■ **Exercise details**:
Look for the string "ELECTED" in the lines and copy each line that has it.

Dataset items
________________________

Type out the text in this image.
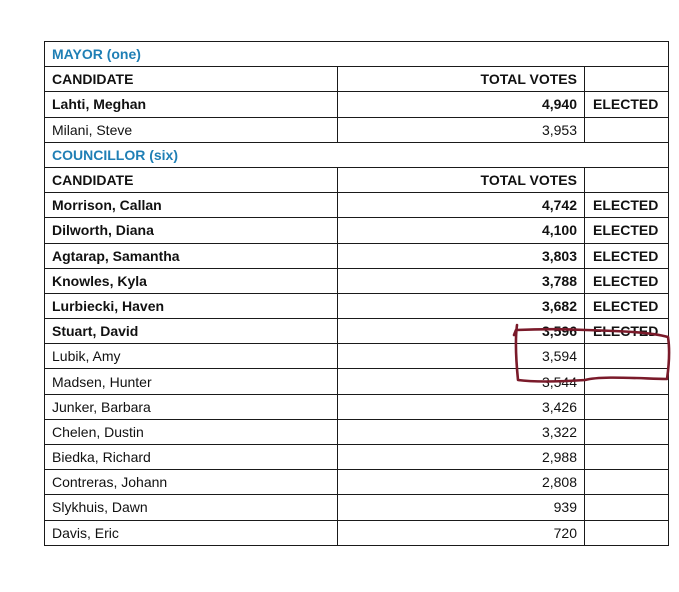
MAYOR (one)		
CANDIDATE	TOTAL VOTES	
Lahti, Meghan	4,940	ELECTED
Milani, Steve	3,953	
COUNCILLOR (six)		
CANDIDATE	TOTAL VOTES	
Morrison, Callan	4,742	ELECTED
Dilworth, Diana	4,100	ELECTED
Agtarap, Samantha	3,803	ELECTED
Knowles, Kyla	3,788	ELECTED
Lurbiecki, Haven	3,682	ELECTED
Stuart, David	3,596	ELECTED
Lubik, Amy	3,594	
Madsen, Hunter	3,544	
Junker, Barbara	3,426	
Chelen, Dustin	3,322	
Biedka, Richard	2,988	
Contreras, Johann	2,808	
Slykhuis, Dawn	939	
Davis, Eric	720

________________________

■ **Worked answer**:
Lahti, Meghan	4,940	ELECTED
Morrison, Callan	4,742	ELECTED
Dilworth, Diana	4,100	ELECTED
Agtarap, Samantha	3,803	ELECTED
Knowles, Kyla	3,788	ELECTED
Lurbiecki, Haven	3,682	ELECTED
Stuart, David	3,596	ELECTED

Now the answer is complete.